:: Instruction ::
Repeat the whole of the data, keeping every detail the same.

Stored data
[Start]

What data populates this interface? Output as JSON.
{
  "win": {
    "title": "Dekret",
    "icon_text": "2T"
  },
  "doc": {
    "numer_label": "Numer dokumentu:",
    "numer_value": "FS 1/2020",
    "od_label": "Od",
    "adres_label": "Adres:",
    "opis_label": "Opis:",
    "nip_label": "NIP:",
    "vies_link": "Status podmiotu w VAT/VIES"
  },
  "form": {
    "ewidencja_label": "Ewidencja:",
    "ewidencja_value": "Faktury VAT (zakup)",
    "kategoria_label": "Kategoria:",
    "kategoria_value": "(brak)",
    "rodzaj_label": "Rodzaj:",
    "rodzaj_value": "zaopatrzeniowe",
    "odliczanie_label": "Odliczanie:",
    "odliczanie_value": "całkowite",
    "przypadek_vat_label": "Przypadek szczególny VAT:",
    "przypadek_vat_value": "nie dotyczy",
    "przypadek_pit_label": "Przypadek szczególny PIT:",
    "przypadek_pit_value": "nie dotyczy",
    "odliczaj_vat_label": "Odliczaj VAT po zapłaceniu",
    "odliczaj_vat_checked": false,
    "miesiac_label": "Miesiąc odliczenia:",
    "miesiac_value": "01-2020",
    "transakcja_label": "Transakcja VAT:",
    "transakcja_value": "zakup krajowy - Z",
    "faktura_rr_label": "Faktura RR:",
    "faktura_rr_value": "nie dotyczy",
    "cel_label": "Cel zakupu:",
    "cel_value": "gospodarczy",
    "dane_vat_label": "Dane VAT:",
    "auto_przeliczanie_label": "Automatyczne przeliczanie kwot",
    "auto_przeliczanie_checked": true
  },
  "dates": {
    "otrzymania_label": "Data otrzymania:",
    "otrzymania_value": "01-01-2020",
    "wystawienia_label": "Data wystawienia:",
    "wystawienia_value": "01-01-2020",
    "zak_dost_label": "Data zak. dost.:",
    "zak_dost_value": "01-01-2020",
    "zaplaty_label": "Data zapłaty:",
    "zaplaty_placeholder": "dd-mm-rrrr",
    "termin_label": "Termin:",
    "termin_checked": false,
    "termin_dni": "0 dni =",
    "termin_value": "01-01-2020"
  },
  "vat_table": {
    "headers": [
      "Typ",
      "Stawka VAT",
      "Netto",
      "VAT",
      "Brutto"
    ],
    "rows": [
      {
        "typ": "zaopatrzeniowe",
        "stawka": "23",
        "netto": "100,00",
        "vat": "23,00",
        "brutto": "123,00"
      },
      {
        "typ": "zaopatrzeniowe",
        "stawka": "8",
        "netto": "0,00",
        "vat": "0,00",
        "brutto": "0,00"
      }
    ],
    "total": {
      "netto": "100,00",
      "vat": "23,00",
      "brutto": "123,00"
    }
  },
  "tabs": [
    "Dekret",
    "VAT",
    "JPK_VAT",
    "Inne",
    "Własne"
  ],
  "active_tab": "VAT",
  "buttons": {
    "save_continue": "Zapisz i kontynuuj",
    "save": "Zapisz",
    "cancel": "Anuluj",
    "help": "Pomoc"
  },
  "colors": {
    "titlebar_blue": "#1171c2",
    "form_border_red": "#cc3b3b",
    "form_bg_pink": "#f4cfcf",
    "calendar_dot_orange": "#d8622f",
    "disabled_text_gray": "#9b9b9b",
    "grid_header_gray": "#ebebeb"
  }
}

[End]

:: Worked answer ::
What data populates this interface? Output as JSON.
{
  "win": {
    "title": "Dekret",
    "icon_text": "2T"
  },
  "doc": {
    "numer_label": "Numer dokumentu:",
    "numer_value": "FS 1/2020",
    "od_label": "Od",
    "adres_label": "Adres:",
    "opis_label": "Opis:",
    "nip_label": "NIP:",
    "vies_link": "Status podmiotu w VAT/VIES"
  },
  "form": {
    "ewidencja_label": "Ewidencja:",
    "ewidencja_value": "Faktury VAT (zakup)",
    "kategoria_label": "Kategoria:",
    "kategoria_value": "(brak)",
    "rodzaj_label": "Rodzaj:",
    "rodzaj_value": "zaopatrzeniowe",
    "odliczanie_label": "Odliczanie:",
    "odliczanie_value": "całkowite",
    "przypadek_vat_label": "Przypadek szczególny VAT:",
    "przypadek_vat_value": "nie dotyczy",
    "przypadek_pit_label": "Przypadek szczególny PIT:",
    "przypadek_pit_value": "nie dotyczy",
    "odliczaj_vat_label": "Odliczaj VAT po zapłaceniu",
    "odliczaj_vat_checked": false,
    "miesiac_label": "Miesiąc odliczenia:",
    "miesiac_value": "01-2020",
    "transakcja_label": "Transakcja VAT:",
    "transakcja_value": "zakup krajowy - Z",
    "faktura_rr_label": "Faktura RR:",
    "faktura_rr_value": "nie dotyczy",
    "cel_label": "Cel zakupu:",
    "cel_value": "gospodarczy",
    "dane_vat_label": "Dane VAT:",
    "auto_przeliczanie_label": "Automatyczne przeliczanie kwot",
    "auto_przeliczanie_checked": true
  },
  "dates": {
    "otrzymania_label": "Data otrzymania:",
    "otrzymania_value": "01-01-2020",
    "wystawienia_label": "Data wystawienia:",
    "wystawienia_value": "01-01-2020",
    "zak_dost_label": "Data zak. dost.:",
    "zak_dost_value": "01-01-2020",
    "zaplaty_label": "Data zapłaty:",
    "zaplaty_placeholder": "dd-mm-rrrr",
    "termin_label": "Termin:",
    "termin_checked": false,
    "termin_dni": "0 dni =",
    "termin_value": "01-01-2020"
  },
  "vat_table": {
    "headers": [
      "Typ",
      "Stawka VAT",
      "Netto",
      "VAT",
      "Brutto"
    ],
    "rows": [
      {
        "typ": "zaopatrzeniowe",
        "stawka": "23",
        "netto": "100,00",
        "vat": "23,00",
        "brutto": "123,00"
      },
      {
        "typ": "zaopatrzeniowe",
        "stawka": "8",
        "netto": "0,00",
        "vat": "0,00",
        "brutto": "0,00"
      }
    ],
    "total": {
      "netto": "100,00",
      "vat": "23,00",
      "brutto": "123,00"
    }
  },
  "tabs": [
    "Dekret",
    "VAT",
    "JPK_VAT",
    "Inne",
    "Własne"
  ],
  "active_tab": "VAT",
  "buttons": {
    "save_continue": "Zapisz i kontynuuj",
    "save": "Zapisz",
    "cancel": "Anuluj",
    "help": "Pomoc"
  },
  "colors": {
    "titlebar_blue": "#1171c2",
    "form_border_red": "#cc3b3b",
    "form_bg_pink": "#f4cfcf",
    "calendar_dot_orange": "#d8622f",
    "disabled_text_gray": "#9b9b9b",
    "grid_header_gray": "#ebebeb"
  }
}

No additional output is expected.